__Task__: For the data below, report the number of lines that contain the string "icon" and nothing else.

Excerpt from a dataset:
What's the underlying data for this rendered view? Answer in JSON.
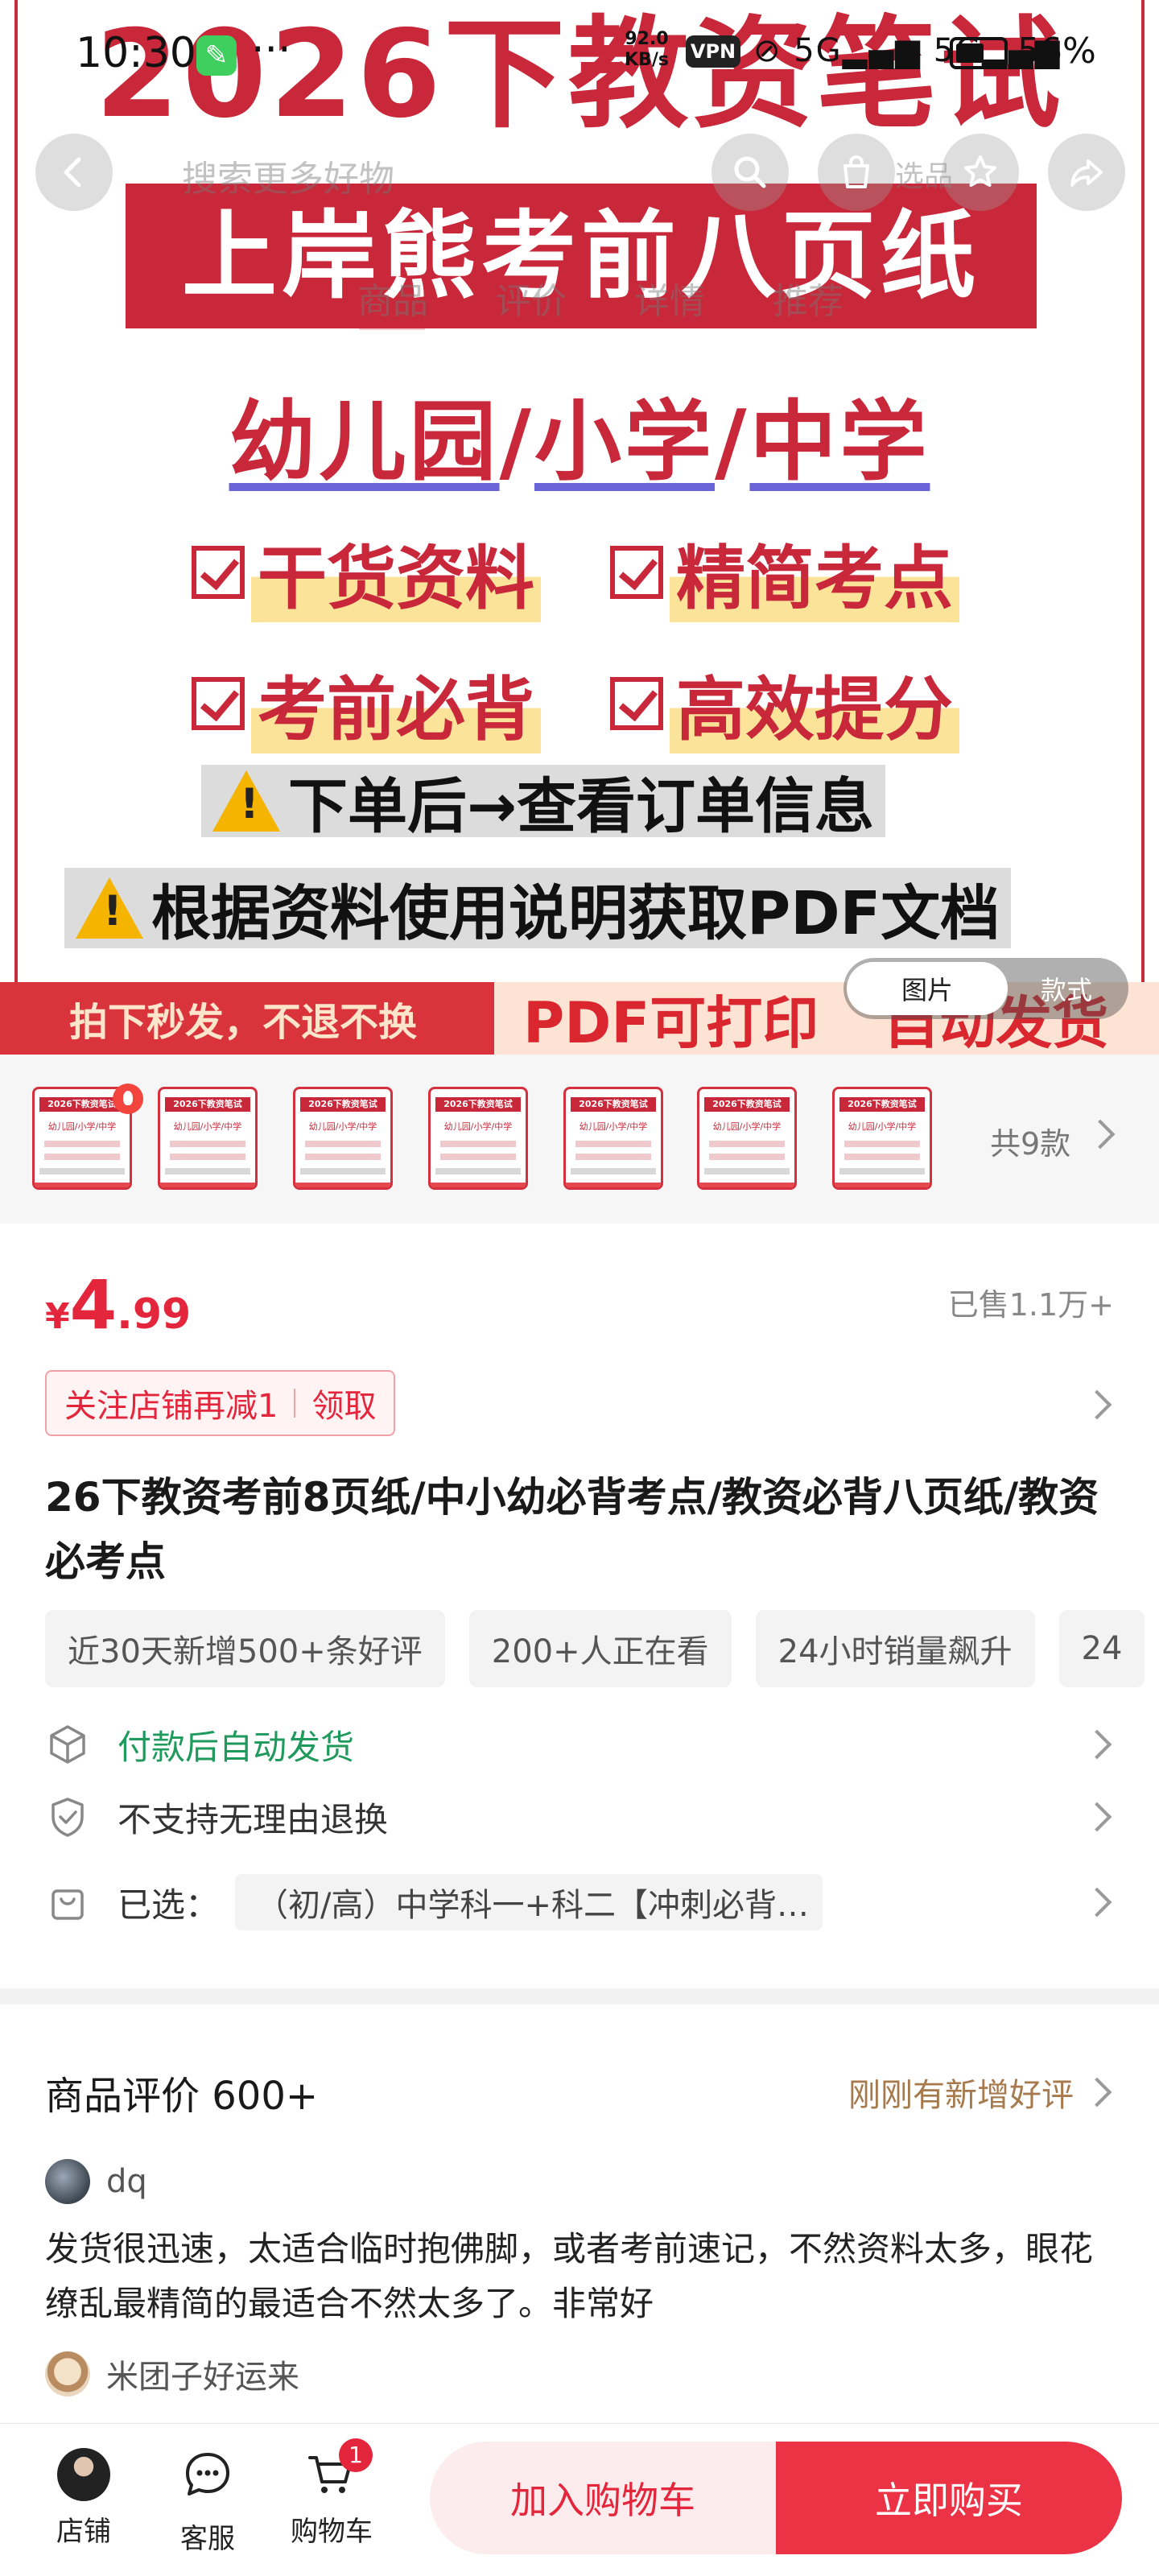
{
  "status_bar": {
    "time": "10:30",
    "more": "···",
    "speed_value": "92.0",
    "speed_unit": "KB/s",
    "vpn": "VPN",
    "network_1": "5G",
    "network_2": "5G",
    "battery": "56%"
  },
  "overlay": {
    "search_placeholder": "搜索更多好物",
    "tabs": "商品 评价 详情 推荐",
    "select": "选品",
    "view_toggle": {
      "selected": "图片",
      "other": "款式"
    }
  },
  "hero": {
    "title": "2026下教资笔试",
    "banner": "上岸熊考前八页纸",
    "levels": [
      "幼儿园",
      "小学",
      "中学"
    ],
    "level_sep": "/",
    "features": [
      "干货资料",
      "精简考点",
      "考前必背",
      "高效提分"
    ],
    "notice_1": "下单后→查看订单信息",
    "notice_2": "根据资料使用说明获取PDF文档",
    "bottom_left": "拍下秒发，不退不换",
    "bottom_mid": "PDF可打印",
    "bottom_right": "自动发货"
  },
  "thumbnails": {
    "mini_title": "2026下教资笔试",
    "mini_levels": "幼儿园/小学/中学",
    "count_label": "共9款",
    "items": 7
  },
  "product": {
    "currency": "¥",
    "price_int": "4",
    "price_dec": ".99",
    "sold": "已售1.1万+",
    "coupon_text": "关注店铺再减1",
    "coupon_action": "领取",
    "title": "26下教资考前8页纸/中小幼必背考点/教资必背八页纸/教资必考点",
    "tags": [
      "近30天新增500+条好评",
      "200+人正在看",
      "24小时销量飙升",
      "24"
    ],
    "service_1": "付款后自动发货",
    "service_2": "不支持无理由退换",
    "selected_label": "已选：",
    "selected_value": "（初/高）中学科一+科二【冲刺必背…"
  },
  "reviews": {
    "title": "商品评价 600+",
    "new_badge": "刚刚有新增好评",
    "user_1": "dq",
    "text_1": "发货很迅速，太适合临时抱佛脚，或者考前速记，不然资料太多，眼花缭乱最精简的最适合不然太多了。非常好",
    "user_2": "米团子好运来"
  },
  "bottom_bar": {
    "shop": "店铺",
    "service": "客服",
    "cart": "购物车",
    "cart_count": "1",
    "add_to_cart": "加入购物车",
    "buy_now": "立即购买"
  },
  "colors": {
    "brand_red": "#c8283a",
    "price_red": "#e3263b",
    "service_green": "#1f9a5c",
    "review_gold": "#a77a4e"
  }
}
...
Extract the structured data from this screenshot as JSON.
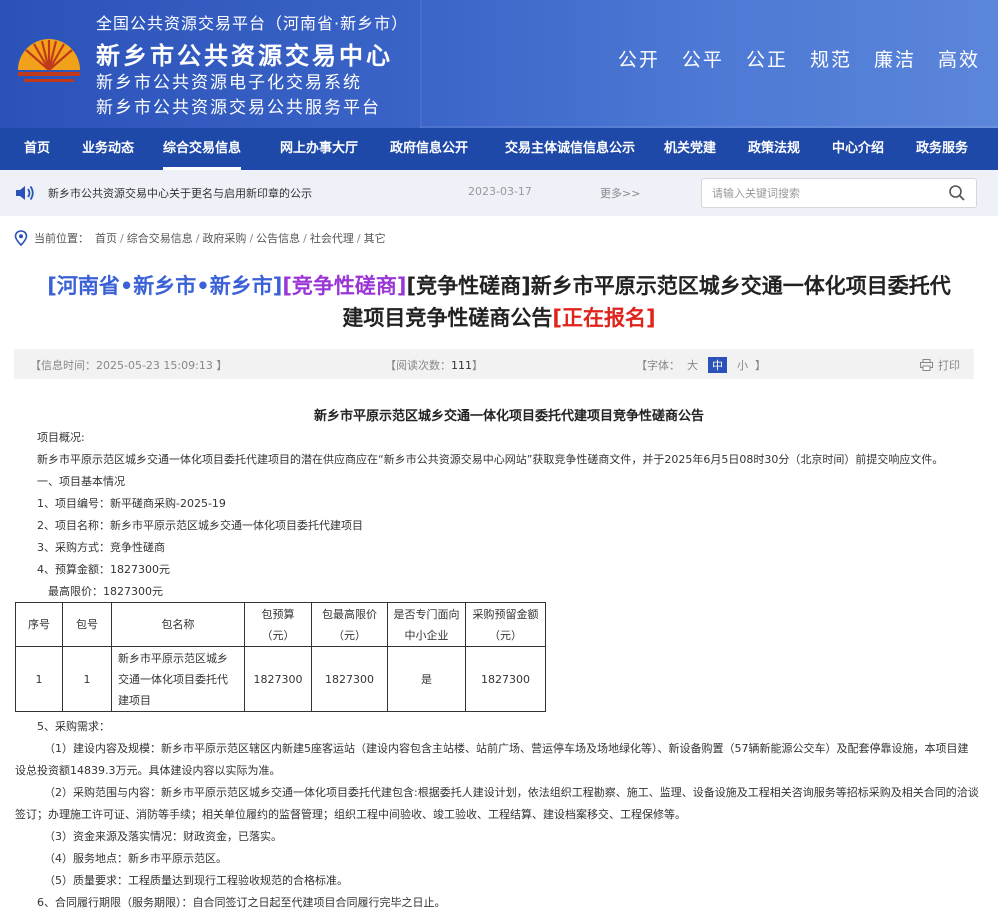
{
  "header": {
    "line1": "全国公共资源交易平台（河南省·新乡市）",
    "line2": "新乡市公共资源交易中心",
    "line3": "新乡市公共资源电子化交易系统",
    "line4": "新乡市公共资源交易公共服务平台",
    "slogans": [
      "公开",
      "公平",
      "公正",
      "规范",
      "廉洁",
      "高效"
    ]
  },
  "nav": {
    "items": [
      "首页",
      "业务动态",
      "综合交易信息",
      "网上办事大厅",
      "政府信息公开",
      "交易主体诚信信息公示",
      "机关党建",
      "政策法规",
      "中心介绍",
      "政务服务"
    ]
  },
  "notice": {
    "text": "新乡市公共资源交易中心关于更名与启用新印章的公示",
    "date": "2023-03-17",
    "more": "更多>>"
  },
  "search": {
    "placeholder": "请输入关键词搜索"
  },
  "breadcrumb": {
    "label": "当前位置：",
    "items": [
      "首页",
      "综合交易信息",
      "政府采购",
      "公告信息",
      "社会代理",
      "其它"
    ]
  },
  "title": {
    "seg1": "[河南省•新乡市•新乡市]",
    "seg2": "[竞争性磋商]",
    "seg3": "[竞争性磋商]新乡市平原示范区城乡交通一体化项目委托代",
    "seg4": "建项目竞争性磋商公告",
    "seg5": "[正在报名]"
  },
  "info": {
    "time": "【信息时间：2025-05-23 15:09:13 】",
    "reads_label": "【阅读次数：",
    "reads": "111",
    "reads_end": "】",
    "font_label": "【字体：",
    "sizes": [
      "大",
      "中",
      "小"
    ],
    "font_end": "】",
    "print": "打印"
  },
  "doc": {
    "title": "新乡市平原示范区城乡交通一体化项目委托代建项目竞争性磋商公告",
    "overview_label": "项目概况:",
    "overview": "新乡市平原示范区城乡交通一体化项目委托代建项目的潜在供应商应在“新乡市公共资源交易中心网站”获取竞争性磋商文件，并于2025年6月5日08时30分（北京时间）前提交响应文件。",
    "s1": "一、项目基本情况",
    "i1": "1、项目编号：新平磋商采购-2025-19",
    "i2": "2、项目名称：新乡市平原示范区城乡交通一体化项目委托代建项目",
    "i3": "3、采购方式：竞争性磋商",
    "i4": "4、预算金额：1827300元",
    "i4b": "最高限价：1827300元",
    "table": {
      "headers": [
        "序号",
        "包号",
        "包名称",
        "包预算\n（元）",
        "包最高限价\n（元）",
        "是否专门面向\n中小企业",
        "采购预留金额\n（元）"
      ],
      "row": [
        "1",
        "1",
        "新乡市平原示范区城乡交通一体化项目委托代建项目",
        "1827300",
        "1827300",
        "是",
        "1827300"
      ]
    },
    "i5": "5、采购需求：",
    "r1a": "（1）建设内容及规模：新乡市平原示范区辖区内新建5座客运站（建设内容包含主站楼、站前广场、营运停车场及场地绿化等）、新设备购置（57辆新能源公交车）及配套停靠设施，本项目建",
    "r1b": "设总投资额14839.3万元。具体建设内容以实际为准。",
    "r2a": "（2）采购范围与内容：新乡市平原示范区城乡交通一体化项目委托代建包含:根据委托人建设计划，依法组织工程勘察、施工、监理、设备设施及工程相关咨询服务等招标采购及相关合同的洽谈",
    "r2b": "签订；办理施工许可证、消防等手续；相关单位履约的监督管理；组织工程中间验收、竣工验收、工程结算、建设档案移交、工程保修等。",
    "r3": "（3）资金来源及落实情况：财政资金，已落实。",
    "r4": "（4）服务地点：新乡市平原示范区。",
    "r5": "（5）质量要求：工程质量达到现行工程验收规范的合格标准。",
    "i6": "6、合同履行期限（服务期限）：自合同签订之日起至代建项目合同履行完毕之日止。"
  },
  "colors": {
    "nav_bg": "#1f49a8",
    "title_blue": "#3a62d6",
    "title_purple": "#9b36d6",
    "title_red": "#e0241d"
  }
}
---
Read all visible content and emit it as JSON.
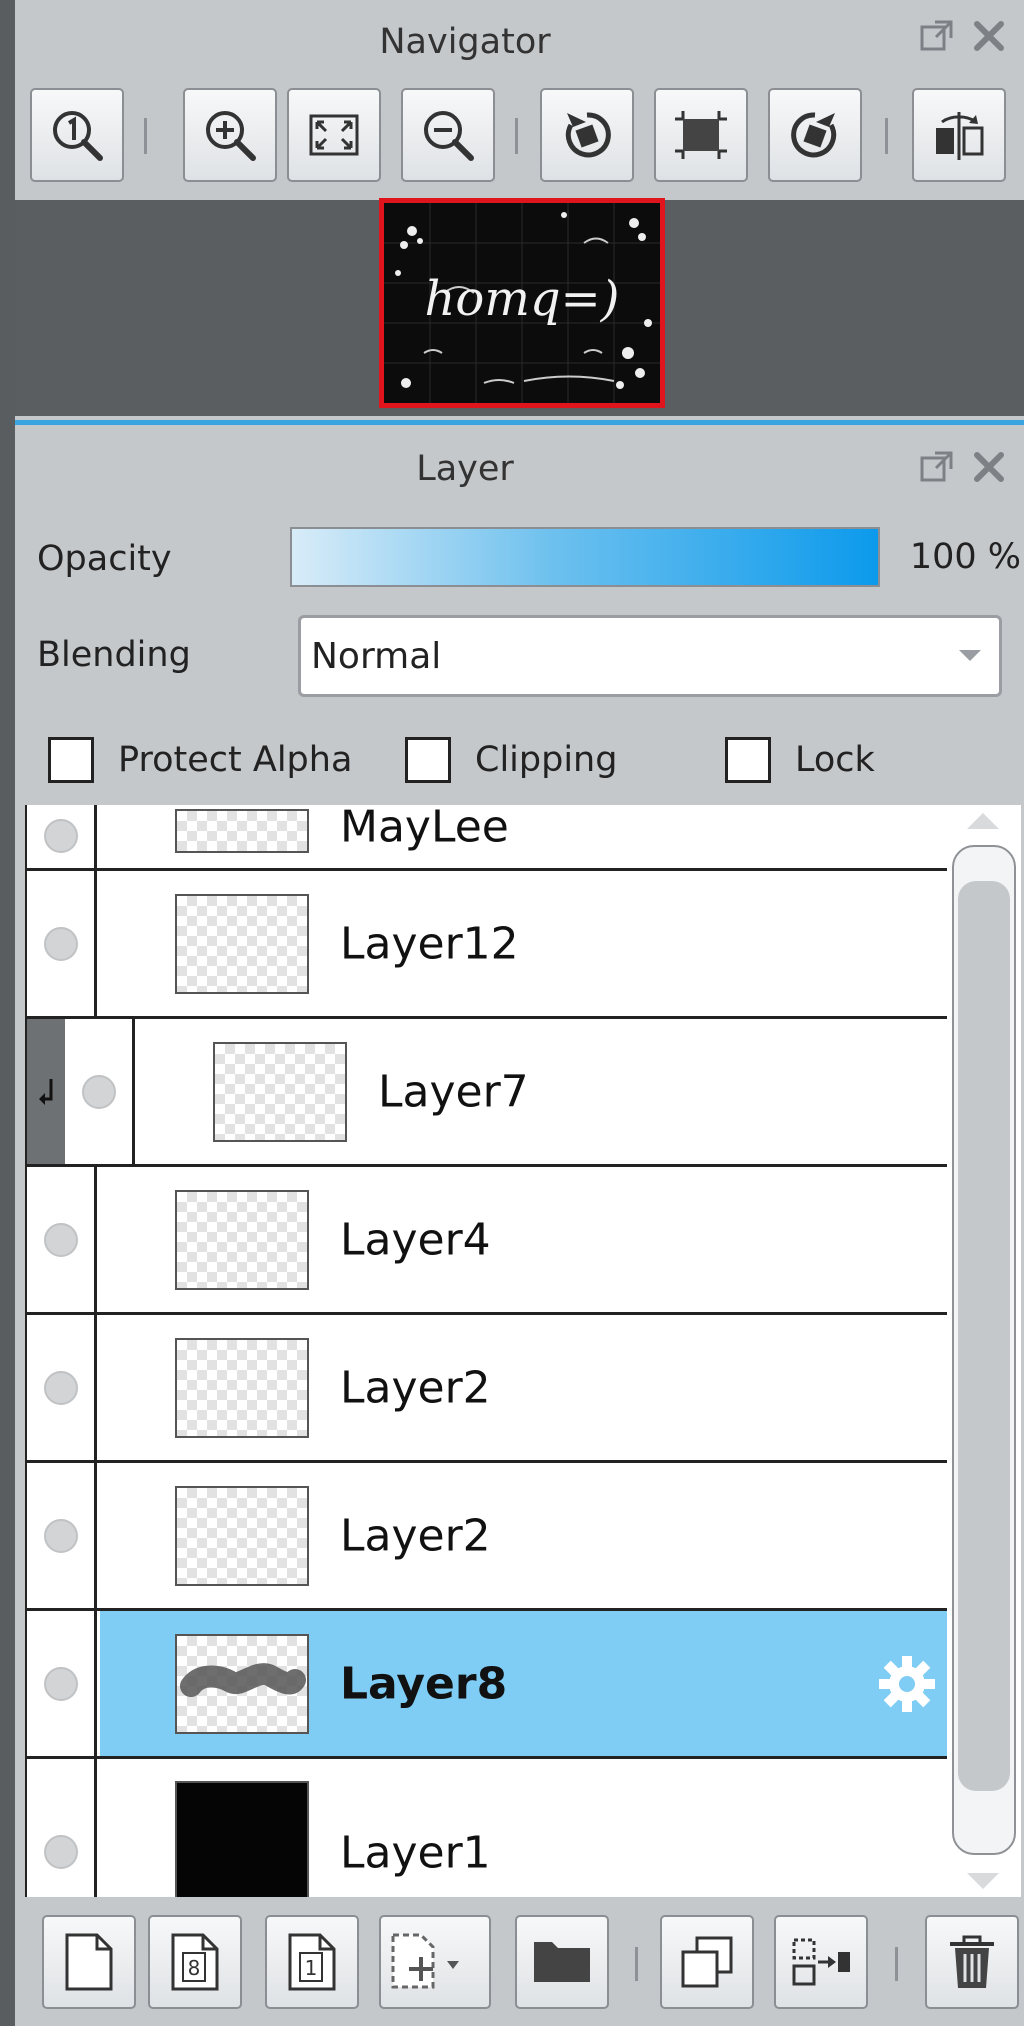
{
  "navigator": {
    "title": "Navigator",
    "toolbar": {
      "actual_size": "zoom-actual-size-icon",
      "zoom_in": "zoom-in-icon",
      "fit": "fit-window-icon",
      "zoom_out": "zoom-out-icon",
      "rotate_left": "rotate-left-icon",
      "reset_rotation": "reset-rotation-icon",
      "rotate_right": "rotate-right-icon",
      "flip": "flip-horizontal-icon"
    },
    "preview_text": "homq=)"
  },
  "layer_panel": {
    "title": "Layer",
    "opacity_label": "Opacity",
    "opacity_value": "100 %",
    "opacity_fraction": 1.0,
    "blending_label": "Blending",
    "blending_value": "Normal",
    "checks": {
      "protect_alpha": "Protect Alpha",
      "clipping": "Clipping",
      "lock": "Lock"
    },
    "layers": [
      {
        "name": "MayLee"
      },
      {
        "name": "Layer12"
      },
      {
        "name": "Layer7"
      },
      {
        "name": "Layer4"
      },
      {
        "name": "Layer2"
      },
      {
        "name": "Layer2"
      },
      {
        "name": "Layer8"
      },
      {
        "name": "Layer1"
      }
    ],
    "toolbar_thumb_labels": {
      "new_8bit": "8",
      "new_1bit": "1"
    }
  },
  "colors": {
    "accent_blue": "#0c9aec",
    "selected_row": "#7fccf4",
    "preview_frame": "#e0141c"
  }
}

__Result of the task__: 8